• _WHAT THE TASK ASKS_: List each line in which the string "образуется" appears.

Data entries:
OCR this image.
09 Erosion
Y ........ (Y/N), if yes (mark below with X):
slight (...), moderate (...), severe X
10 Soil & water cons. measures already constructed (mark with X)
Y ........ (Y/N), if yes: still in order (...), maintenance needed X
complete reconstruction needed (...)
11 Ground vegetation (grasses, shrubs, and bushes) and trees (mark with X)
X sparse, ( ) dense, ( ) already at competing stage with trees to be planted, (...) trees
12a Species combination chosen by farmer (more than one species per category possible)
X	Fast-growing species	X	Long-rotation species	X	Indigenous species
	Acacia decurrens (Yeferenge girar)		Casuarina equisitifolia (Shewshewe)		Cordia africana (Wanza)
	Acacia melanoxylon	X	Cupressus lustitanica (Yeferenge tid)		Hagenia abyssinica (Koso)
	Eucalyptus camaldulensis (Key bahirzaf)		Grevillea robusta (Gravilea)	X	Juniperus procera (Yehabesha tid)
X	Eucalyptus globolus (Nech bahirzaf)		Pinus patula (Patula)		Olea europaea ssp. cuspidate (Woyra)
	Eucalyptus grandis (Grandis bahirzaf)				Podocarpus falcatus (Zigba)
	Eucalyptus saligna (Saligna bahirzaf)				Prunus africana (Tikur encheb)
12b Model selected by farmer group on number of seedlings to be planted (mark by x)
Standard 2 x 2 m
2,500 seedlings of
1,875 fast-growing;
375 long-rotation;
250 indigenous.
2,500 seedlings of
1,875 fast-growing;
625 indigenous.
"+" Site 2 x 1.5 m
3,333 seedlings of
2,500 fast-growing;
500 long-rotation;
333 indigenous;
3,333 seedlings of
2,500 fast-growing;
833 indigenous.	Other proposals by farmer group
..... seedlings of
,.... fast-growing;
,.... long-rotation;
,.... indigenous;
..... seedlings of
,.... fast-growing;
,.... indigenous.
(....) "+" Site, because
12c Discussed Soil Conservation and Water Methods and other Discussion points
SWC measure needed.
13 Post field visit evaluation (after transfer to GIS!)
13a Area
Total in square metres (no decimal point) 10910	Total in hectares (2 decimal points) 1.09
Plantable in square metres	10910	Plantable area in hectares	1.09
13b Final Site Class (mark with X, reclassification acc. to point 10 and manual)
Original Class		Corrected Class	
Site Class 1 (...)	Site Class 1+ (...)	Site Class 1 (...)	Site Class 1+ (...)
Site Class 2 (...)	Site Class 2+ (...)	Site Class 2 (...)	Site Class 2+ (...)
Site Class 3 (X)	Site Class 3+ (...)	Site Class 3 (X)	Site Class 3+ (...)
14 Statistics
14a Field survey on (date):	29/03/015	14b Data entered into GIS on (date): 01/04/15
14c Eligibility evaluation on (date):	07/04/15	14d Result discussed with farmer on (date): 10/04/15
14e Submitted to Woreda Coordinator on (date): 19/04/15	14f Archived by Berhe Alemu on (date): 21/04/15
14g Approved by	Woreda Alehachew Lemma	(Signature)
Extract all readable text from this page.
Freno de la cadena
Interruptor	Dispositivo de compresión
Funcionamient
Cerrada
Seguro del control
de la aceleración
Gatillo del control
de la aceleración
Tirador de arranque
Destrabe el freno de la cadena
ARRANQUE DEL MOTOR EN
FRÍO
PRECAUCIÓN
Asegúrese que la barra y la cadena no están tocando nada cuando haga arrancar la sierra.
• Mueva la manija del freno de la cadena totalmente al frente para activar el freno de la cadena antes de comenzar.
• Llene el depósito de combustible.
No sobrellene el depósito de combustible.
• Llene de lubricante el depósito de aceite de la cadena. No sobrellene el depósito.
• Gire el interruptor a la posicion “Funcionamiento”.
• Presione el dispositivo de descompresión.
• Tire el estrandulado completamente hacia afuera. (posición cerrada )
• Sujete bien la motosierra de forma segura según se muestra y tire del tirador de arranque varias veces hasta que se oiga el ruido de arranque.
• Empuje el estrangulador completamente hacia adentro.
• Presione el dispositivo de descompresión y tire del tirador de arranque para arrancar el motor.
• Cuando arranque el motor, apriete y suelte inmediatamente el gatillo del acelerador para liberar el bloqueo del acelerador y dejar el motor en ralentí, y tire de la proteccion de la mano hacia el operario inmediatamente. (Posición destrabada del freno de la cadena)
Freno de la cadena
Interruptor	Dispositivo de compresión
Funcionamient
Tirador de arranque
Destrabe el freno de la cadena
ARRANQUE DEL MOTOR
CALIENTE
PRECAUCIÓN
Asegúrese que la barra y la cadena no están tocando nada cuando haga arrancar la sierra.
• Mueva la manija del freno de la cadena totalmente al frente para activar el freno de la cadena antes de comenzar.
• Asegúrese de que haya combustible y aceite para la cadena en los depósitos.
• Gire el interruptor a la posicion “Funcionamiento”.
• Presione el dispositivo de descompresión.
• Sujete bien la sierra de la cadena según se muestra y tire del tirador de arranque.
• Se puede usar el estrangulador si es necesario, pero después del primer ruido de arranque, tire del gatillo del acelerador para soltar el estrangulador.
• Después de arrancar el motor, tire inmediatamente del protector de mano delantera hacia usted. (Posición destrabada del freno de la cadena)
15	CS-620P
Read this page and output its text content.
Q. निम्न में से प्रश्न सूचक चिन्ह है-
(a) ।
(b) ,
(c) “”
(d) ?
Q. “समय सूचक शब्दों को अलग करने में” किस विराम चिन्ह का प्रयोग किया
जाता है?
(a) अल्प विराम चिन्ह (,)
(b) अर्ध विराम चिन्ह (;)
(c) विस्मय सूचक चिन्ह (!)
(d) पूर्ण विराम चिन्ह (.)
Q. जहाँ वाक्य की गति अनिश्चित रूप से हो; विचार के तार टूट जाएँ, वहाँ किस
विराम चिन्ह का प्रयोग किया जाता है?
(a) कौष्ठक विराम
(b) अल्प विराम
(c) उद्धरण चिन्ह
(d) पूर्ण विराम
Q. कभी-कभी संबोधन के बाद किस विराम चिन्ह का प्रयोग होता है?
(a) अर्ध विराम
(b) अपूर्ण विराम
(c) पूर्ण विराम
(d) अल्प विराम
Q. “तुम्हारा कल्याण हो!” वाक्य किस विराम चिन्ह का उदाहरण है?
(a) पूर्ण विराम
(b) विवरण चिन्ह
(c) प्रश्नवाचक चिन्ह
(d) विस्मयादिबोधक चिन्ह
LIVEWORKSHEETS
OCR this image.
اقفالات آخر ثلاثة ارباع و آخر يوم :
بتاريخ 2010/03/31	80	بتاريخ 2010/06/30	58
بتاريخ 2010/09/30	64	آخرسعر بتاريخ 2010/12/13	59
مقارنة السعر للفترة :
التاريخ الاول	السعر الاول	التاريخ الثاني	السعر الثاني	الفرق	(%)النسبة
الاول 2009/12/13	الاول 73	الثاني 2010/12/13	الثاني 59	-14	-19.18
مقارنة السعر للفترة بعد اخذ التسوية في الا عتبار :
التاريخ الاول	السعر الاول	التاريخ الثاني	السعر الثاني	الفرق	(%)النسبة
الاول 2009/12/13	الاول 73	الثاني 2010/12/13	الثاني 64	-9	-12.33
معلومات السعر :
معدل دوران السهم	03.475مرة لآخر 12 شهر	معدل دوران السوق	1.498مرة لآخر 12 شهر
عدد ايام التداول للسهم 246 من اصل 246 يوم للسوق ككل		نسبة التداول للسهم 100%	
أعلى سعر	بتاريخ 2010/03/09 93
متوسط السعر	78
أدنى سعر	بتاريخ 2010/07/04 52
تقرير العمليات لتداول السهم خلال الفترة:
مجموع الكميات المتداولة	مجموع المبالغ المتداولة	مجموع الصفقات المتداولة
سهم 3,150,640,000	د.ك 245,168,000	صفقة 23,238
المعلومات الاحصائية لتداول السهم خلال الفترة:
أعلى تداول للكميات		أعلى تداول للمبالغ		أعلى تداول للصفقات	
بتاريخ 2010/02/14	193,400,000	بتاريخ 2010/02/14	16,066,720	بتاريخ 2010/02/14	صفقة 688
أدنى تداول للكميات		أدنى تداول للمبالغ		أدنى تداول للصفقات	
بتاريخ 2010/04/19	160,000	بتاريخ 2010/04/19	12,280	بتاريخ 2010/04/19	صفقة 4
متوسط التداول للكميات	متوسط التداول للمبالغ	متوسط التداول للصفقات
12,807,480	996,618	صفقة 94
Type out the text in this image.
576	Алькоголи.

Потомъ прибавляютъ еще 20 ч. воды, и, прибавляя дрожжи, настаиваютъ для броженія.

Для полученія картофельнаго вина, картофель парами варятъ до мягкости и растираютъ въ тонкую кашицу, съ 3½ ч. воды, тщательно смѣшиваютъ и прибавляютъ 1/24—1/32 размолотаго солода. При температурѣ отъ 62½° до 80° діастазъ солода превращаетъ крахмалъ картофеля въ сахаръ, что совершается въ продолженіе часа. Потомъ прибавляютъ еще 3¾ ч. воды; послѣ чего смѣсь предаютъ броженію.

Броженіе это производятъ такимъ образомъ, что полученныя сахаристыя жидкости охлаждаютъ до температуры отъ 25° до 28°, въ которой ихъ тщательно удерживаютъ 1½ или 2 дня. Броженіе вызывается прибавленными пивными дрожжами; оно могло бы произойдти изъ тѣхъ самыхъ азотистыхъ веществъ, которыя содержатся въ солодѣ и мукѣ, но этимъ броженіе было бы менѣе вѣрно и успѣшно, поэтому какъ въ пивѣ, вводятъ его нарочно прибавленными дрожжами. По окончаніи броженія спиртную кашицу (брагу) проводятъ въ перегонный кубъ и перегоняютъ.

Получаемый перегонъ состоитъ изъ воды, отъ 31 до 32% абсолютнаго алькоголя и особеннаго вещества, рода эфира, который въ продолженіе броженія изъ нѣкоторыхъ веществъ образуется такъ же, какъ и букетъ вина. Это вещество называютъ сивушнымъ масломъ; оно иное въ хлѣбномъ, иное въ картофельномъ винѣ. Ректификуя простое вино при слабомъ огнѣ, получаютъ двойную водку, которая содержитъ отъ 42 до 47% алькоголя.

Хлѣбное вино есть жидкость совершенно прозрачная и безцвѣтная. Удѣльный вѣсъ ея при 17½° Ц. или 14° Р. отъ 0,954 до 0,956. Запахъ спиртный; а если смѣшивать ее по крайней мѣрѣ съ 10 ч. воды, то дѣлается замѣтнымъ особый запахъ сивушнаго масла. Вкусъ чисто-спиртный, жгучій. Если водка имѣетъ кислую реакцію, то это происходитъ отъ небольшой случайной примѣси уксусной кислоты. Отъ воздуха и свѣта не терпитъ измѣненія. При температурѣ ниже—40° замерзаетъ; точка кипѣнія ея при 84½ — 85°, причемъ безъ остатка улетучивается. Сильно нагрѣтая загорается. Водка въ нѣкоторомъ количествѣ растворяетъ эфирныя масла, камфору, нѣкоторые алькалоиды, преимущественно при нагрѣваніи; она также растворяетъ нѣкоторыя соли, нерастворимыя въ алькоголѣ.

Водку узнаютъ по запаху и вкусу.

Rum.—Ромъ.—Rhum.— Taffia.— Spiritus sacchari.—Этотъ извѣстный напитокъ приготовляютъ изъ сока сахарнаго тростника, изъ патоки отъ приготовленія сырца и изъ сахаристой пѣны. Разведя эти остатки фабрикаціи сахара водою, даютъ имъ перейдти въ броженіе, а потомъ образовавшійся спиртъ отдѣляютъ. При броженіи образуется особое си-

• _RIGHT ANSWER_:
Получаемый перегонъ состоитъ изъ воды, отъ 31 до 32% абсолютнаго алькоголя и особеннаго вещества, рода эфира, который въ продолженіе броженія изъ нѣкоторыхъ веществъ образуется такъ же, какъ и букетъ вина. Это вещество называютъ сивушнымъ масломъ; оно иное въ хлѣбномъ, иное въ картофельномъ винѣ. Ректификуя простое вино при слабомъ огнѣ, получаютъ двойную водку, которая содержитъ отъ 42 до 47% алькоголя.
Rum.—Ромъ.—Rhum.— Taffia.— Spiritus sacchari.—Этотъ извѣстный напитокъ приготовляютъ изъ сока сахарнаго тростника, изъ патоки отъ приготовленія сырца и изъ сахаристой пѣны. Разведя эти остатки фабрикаціи сахара водою, даютъ имъ перейдти въ броженіе, а потомъ образовавшійся спиртъ отдѣляютъ. При броженіи образуется особое си-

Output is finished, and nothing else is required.